## REQUIREMENTS
Wherever the word "image" appears in a line, copy that line.

## SUPPLIED RECORDS
- - -

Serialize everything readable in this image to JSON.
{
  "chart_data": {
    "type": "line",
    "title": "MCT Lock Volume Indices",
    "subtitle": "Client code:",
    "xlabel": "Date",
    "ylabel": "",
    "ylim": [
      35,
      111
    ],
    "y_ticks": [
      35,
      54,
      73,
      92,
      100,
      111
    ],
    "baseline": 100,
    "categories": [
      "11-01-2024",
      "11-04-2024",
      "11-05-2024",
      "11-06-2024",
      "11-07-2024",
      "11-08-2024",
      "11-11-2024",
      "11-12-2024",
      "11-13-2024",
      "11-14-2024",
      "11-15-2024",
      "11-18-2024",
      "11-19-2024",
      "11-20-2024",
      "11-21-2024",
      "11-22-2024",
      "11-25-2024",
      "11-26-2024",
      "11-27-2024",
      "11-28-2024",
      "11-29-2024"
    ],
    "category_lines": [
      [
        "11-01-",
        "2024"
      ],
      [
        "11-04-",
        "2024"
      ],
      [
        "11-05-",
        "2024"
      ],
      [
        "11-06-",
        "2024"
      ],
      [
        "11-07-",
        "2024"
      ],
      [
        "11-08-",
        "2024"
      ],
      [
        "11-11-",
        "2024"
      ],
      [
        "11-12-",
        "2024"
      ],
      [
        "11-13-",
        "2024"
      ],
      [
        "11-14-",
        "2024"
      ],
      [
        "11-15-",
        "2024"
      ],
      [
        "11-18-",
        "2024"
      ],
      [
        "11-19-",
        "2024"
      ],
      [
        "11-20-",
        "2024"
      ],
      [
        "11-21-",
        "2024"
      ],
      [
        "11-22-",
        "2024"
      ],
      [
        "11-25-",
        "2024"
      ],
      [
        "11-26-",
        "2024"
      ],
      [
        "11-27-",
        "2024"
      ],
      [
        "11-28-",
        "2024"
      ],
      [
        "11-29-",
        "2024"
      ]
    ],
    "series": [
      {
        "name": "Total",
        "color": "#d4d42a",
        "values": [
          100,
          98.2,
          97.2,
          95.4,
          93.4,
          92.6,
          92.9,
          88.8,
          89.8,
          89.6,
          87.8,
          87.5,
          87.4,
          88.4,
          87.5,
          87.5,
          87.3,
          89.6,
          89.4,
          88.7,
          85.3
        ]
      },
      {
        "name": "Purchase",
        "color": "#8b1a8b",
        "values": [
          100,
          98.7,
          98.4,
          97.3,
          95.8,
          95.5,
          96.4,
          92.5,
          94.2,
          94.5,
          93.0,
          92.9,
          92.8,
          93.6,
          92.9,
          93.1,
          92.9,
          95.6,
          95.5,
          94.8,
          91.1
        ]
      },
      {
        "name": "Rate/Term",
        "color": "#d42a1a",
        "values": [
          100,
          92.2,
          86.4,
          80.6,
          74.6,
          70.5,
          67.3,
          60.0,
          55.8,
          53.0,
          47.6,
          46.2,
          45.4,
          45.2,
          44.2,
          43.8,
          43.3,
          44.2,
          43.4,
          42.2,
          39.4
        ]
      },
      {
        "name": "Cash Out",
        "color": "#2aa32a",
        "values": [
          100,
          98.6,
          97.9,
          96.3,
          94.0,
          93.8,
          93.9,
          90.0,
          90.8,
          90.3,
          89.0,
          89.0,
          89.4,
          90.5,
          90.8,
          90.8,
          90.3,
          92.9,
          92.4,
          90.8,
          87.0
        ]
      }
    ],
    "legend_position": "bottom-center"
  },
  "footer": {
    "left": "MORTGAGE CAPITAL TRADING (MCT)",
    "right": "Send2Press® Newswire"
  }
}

- - -

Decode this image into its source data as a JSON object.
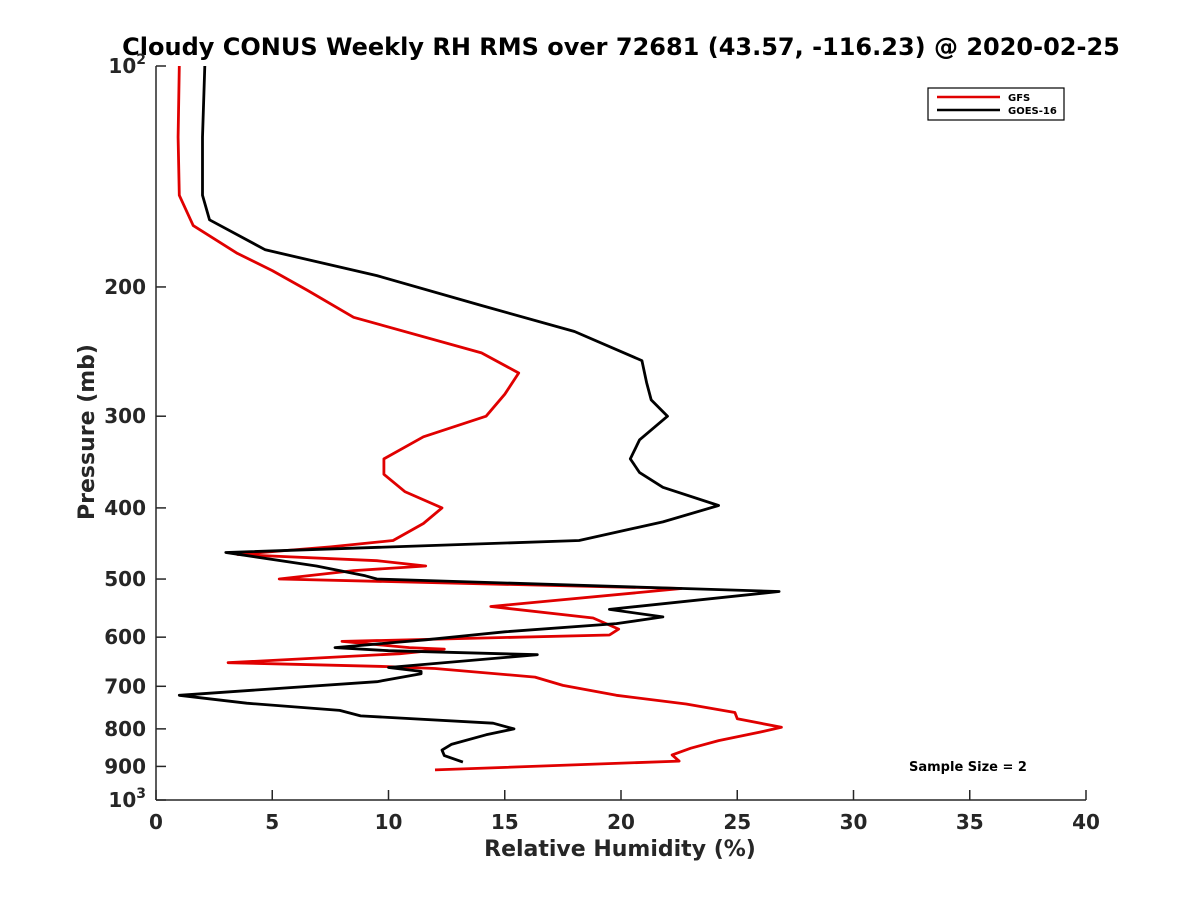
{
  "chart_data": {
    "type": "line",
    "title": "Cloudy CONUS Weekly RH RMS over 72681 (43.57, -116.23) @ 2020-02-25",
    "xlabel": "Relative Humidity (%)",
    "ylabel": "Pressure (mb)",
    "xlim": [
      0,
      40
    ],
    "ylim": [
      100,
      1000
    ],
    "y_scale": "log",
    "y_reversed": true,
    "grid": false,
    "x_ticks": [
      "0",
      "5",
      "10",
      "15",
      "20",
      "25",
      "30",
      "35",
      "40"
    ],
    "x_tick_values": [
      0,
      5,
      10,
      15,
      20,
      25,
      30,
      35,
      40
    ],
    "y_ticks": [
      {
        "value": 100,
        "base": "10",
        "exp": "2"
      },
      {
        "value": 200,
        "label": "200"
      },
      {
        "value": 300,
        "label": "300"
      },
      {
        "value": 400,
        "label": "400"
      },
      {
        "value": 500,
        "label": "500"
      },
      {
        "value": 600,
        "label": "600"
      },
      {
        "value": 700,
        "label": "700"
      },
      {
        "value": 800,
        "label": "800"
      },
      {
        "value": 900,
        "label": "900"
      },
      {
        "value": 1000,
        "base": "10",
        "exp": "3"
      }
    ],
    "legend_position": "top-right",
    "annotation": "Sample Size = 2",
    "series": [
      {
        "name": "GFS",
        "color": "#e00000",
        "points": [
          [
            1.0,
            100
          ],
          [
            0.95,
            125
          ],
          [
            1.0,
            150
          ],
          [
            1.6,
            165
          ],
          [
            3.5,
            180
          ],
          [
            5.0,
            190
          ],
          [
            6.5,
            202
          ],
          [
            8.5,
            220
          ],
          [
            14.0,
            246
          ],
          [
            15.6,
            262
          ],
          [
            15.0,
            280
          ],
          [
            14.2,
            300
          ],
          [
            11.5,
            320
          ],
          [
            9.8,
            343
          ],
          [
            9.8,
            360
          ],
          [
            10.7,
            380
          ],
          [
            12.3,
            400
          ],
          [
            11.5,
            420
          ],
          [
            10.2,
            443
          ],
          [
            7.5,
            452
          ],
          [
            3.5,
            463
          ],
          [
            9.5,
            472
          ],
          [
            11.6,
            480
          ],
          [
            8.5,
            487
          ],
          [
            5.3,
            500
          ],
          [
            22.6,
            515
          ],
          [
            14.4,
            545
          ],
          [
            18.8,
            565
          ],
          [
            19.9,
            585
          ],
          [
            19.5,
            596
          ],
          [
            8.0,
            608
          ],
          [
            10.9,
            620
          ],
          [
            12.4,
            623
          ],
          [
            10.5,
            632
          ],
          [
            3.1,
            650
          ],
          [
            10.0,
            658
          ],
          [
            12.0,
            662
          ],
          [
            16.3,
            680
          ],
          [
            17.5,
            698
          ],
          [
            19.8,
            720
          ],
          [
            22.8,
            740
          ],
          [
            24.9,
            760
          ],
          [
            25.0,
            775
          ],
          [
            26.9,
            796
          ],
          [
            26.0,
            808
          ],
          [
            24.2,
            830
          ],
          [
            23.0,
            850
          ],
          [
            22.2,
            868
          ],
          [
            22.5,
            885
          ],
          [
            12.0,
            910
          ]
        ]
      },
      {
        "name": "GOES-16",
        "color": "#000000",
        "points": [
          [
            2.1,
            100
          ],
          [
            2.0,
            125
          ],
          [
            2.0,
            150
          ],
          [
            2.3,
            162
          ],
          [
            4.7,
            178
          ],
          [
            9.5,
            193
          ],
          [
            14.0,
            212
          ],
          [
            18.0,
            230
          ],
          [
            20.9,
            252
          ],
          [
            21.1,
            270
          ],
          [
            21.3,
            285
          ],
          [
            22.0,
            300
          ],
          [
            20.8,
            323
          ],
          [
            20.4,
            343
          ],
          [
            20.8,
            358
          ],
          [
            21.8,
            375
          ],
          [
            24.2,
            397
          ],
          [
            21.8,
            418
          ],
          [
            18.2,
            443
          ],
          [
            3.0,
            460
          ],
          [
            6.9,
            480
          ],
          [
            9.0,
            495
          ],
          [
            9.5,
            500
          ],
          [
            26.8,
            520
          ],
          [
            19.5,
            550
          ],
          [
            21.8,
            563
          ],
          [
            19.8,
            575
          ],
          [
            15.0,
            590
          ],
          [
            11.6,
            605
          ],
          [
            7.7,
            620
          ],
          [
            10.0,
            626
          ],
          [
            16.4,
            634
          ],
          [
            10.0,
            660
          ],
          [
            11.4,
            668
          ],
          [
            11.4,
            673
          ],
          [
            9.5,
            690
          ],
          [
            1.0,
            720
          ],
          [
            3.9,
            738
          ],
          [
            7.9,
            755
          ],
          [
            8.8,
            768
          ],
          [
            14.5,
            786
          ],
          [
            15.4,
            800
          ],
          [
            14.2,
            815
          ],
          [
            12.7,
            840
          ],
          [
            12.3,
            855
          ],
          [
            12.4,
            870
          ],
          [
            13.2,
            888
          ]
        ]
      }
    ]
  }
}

- - -

## TASK RESPONSE
Serialize everything readable in this image to JSON.
Decode this image into its source data as a JSON object.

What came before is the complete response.